=== Text section ===

Director: Asif Kapadia
Starring: Maria Valverde, Adam Bakri, Homayoun Ershadi
First, a little history behind the tale of Ali and Nino, since this film is, first and foremost, a fictionalization of history, as well as a metaphor for actual events. It’s based upon a 1937 novel by the same name, written by the mysterious Kurban Said, a pseudonym for an author whose real identity is still up for debate to this very day. Said wrote the story approximately 20 years after the events on which it is based: WWI and the relationship between the budding country of Azerbaijan and its dictator, Russia. Some 30-40 years after its publication, the book would catch the attention of millions, becoming the national novel of Azerbaijan and one of the world’s greatest literary love stories, a masterpiece of drama and romance. The film is an attempt to bring that tale to life, to gain a greater audience for an important piece of forgotten history, and in so doing becomes a surprisingly strong feature entirely on its own.
In the beginning years of the 1910s, the world was approaching global war for the first time. Alliances were formed by the major countries of the world, battle lines were drawn, and an assassination would ignite a fire that would burn the entire world. Starting in 1914 and ending in 1918, the Great War engulfed the world, and affected the lives of countless millions across the planet with its ripples. In the Caucasus of Russia, the ancient kingdoms there had become oil empires, wealthy families holding on to old traditions but ultimately under the thumb of the Czar. Georgia, Armenia, Azerbaijan; these regions were closely related, strongly desired by the world powers, and greatly changed as WWI came to an end, signalling a new era in Eurasia and a time of great upheaval that would change the fates of men.
For a young Muslim from Azerbaijan and a beautiful Christian from Georgia, the results of the war would be felt in every aspect of their lives, for both good and for ill. Ali’s family supported his desire to marry whomever he wanted, even if she was a Christian and wouldn’t allow him to host a harem of wives. Nino’s family was less open-minded, worrying about the Muslim faith she was marrying into, worrying that the couple should wait until after the war. But when Nino was abducted by a rival, a traditional method at the time, all plans imploded, as she was now seen as unclean and Ali was forced to leave his home country. Their love would conquer much in the end, but not even true romance can stop the wheels of history, and when the Russians demanded their colony with its oil fields back after the war had ended, Ali would have no choice but to fight for both the rights of his family and the freedom of his land.

===

Reproduce the review of Ali and Nino word for word, from "In the beginning" down to "fates of men.". Rely solely on the review of Ali and Nino.

=== Data lines ===

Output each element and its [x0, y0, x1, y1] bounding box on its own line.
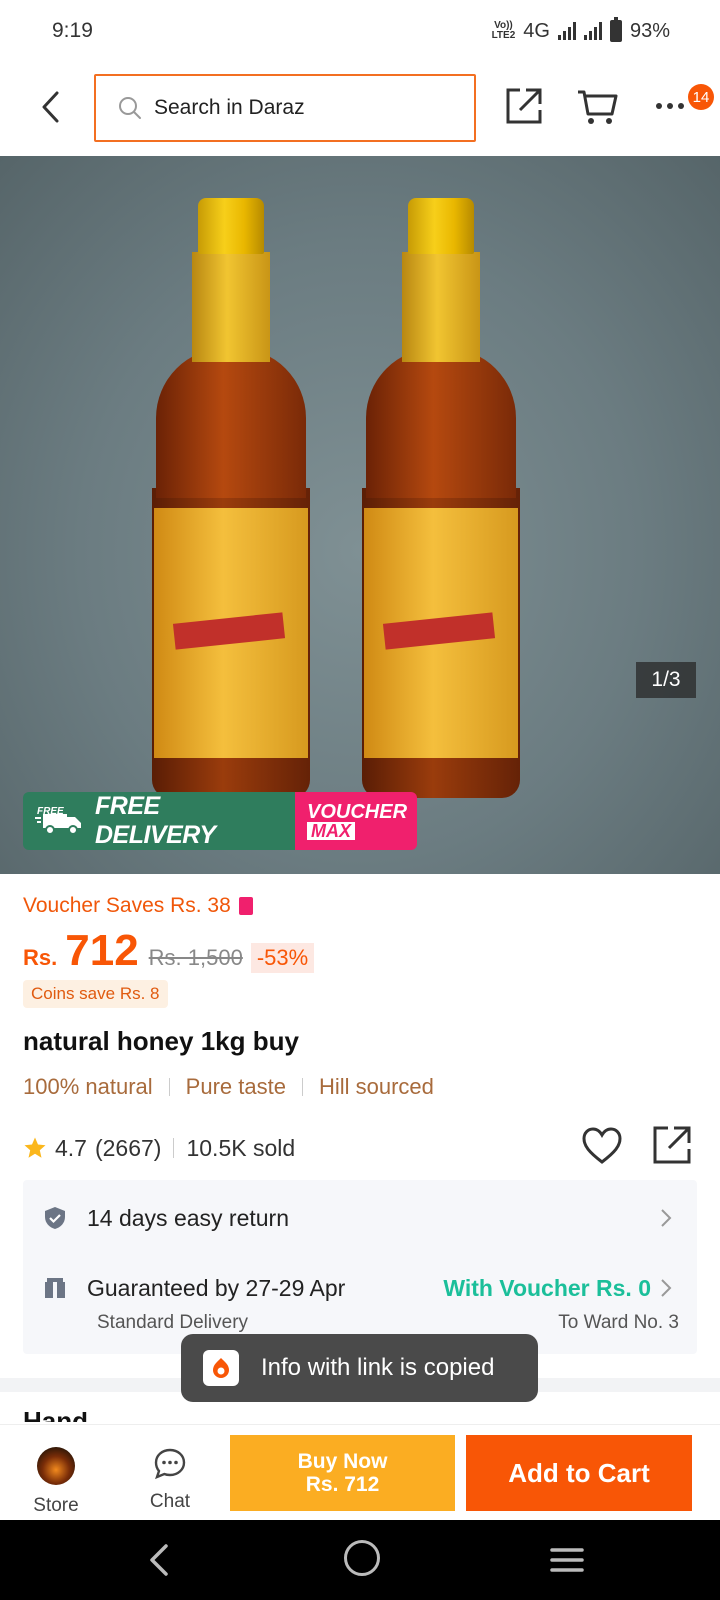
network-type: 4G — [523, 19, 550, 42]
package-icon — [45, 1278, 65, 1298]
delivery-truck-icon: FREE — [35, 806, 85, 836]
top-nav: Search in Daraz — [0, 62, 720, 154]
more-options-button[interactable] — [650, 84, 690, 128]
rating-row: 4.7 (2667) 10.5K sold — [23, 1126, 697, 1168]
honey-bottle-image — [352, 198, 530, 798]
battery-icon — [609, 17, 622, 42]
toast-notification: Info with link is copied — [181, 1334, 538, 1402]
shield-icon — [45, 1207, 65, 1229]
free-delivery-text: FREE DELIVERY — [95, 792, 216, 849]
system-recents-icon[interactable] — [550, 1546, 584, 1574]
original-price: Rs. 1,500 — [148, 945, 243, 970]
status-icons: Vo)) LTE2 4G 93% — [491, 17, 670, 43]
tag-item: Hill sourced — [318, 1074, 434, 1099]
search-input[interactable]: Search in Daraz — [94, 74, 476, 142]
search-placeholder: Search in Daraz — [154, 96, 305, 119]
store-button[interactable]: Store — [20, 1447, 92, 1517]
store-avatar — [37, 1447, 75, 1485]
tag-item: 100% natural — [23, 1074, 153, 1099]
image-counter: 1/3 — [636, 662, 696, 698]
delivery-type: Standard Delivery — [97, 1312, 249, 1333]
voucher-max-badge: VOUCHER MAX — [295, 792, 417, 850]
toast-message: Info with link is copied — [261, 1354, 495, 1381]
notification-badge: 14 — [688, 84, 714, 110]
share-button[interactable] — [502, 84, 546, 128]
price-value: 712 — [65, 926, 139, 975]
chat-label: Chat — [149, 1491, 191, 1512]
free-delivery-badge: FREE FREE DELIVERY — [23, 792, 295, 850]
cart-icon — [578, 90, 618, 124]
service-info-card: 14 days easy return Guaranteed by 27-29 … — [23, 1180, 697, 1354]
product-tags: 100% natural Pure taste Hill sourced — [23, 1074, 434, 1100]
delivery-text: Guaranteed by 27-29 Apr — [87, 1274, 346, 1301]
voucher-saves-text: Voucher Saves Rs. 38 — [23, 894, 231, 917]
rating-divider — [173, 1138, 175, 1158]
voucher-saves-link[interactable]: Voucher Saves Rs. 38 — [23, 894, 253, 918]
chevron-right-icon — [661, 1279, 672, 1297]
share-icon[interactable] — [651, 1124, 693, 1166]
battery-level: 93% — [629, 19, 670, 42]
wishlist-heart-icon[interactable] — [581, 1126, 623, 1166]
price-currency: Rs. — [23, 945, 58, 970]
cart-button[interactable] — [576, 84, 620, 128]
buy-now-price: Rs. 712 — [305, 1473, 380, 1496]
sold-count: 10.5K sold — [186, 1134, 296, 1161]
delivery-row[interactable]: Guaranteed by 27-29 Apr With Voucher Rs.… — [43, 1266, 677, 1310]
store-label: Store — [33, 1495, 79, 1516]
signal-icon-2 — [583, 22, 602, 40]
system-back-icon[interactable] — [140, 1540, 180, 1580]
return-text: 14 days easy return — [87, 1204, 290, 1231]
tag-divider — [301, 1078, 303, 1096]
status-time: 9:19 — [52, 19, 93, 42]
buy-now-button[interactable]: Buy Now Rs. 712 — [230, 1435, 455, 1511]
delivery-destination: To Ward No. 3 — [558, 1312, 679, 1333]
review-count[interactable]: (2667) — [95, 1135, 161, 1162]
more-icon — [656, 103, 684, 109]
rating-value[interactable]: 4.7 — [55, 1135, 87, 1162]
price-row: Rs. 712 Rs. 1,500 -53% — [23, 926, 315, 976]
search-icon — [119, 97, 141, 119]
honey-bottle-image — [142, 198, 320, 798]
chat-button[interactable]: Chat — [134, 1447, 206, 1517]
promo-banner: FREE FREE DELIVERY VOUCHER MAX — [23, 792, 417, 850]
bottom-action-bar: Store Chat Buy Now Rs. 712 Add to Cart — [0, 1424, 720, 1520]
discount-badge: -53% — [250, 943, 315, 973]
back-button[interactable] — [30, 82, 70, 132]
system-navigation-bar — [0, 1520, 720, 1600]
tag-divider — [168, 1078, 170, 1096]
product-image-gallery[interactable]: FREE FREE DELIVERY VOUCHER MAX 1/3 — [0, 156, 720, 874]
chat-icon — [154, 1448, 186, 1480]
buy-now-label: Buy Now — [297, 1450, 388, 1473]
tag-item: Pure taste — [185, 1074, 286, 1099]
share-icon — [506, 88, 542, 124]
volte-indicator: Vo)) LTE2 — [491, 20, 516, 41]
coins-badge: Coins save Rs. 8 — [23, 980, 168, 1008]
star-icon — [24, 1137, 46, 1158]
delivery-voucher-text: With Voucher Rs. 0 — [443, 1274, 651, 1301]
add-to-cart-button[interactable]: Add to Cart — [466, 1435, 692, 1511]
chevron-right-icon — [661, 1209, 672, 1227]
app-logo-icon — [203, 1350, 239, 1386]
return-policy-row[interactable]: 14 days easy return — [43, 1196, 677, 1240]
status-bar: 9:19 Vo)) LTE2 4G 93% — [0, 0, 720, 62]
back-arrow-icon — [42, 91, 59, 123]
next-section-heading: Hand — [23, 1412, 223, 1422]
system-home-icon[interactable] — [344, 1540, 380, 1576]
voucher-icon — [238, 897, 253, 915]
signal-icon — [557, 22, 576, 40]
product-title: natural honey 1kg buy — [23, 1026, 299, 1056]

===

Expected answer
In the beginning years of the 1910s, the world was approaching global war for the first time. Alliances were formed by the major countries of the world, battle lines were drawn, and an assassination would ignite a fire that would burn the entire world. Starting in 1914 and ending in 1918, the Great War engulfed the world, and affected the lives of countless millions across the planet with its ripples. In the Caucasus of Russia, the ancient kingdoms there had become oil empires, wealthy families holding on to old traditions but ultimately under the thumb of the Czar. Georgia, Armenia, Azerbaijan; these regions were closely related, strongly desired by the world powers, and greatly changed as WWI came to an end, signalling a new era in Eurasia and a time of great upheaval that would change the fates of men.